__WORK TO COMPLETE__.
Only the number is requested. Tally the lines of the data that hold the string "from".

__Transcribed page data__.
======

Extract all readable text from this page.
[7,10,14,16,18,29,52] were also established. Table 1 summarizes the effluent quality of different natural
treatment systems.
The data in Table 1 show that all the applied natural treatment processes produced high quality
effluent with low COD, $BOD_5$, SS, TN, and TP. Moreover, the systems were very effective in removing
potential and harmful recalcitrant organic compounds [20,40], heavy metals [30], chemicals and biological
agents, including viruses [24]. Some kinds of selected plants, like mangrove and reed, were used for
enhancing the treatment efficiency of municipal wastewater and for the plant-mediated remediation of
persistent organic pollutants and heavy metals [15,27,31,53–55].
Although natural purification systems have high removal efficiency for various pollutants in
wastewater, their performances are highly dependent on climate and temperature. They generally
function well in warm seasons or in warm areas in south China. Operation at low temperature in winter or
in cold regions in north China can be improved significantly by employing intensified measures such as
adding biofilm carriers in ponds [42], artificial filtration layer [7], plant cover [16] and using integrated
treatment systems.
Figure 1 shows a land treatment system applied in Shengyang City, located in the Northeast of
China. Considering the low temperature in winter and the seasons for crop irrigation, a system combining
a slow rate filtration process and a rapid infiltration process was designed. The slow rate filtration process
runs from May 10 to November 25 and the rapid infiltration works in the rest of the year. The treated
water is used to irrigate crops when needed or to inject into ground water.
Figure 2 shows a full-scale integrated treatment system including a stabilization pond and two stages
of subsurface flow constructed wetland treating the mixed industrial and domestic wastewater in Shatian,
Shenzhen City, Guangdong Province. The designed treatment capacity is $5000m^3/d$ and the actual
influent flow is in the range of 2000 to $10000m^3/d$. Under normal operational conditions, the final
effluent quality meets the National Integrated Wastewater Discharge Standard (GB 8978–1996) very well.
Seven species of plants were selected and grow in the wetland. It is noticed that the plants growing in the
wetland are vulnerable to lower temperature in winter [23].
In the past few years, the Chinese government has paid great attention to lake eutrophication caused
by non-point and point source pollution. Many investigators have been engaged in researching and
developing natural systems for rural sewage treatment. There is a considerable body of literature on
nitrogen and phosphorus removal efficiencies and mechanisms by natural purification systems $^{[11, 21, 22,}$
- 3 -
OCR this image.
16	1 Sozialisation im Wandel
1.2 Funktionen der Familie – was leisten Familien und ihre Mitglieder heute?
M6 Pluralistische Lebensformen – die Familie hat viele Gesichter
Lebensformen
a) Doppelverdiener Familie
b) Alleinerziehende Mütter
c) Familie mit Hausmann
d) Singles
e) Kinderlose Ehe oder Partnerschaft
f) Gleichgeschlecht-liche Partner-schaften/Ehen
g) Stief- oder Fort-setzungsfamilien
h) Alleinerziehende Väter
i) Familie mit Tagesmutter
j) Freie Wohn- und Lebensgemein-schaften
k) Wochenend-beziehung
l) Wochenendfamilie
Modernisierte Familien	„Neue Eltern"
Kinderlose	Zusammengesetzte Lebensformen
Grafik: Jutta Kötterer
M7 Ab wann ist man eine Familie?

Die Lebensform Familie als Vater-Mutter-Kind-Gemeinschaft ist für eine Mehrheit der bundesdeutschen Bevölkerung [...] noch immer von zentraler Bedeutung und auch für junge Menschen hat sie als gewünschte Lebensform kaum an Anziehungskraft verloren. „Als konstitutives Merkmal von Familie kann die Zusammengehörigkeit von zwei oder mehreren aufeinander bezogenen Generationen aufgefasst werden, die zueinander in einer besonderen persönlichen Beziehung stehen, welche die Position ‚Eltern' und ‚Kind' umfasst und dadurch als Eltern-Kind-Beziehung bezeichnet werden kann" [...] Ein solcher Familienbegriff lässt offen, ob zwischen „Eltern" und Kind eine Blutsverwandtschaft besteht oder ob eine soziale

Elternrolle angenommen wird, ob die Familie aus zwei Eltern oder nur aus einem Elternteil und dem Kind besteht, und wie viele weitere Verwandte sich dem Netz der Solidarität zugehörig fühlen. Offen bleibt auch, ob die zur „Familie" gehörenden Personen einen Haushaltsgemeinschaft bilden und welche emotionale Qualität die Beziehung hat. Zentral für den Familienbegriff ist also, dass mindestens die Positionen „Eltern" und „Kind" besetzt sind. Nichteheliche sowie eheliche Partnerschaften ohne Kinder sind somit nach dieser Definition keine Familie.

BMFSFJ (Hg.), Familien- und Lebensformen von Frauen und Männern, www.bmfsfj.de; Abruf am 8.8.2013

======

__RESULT OF THE TASK__.
2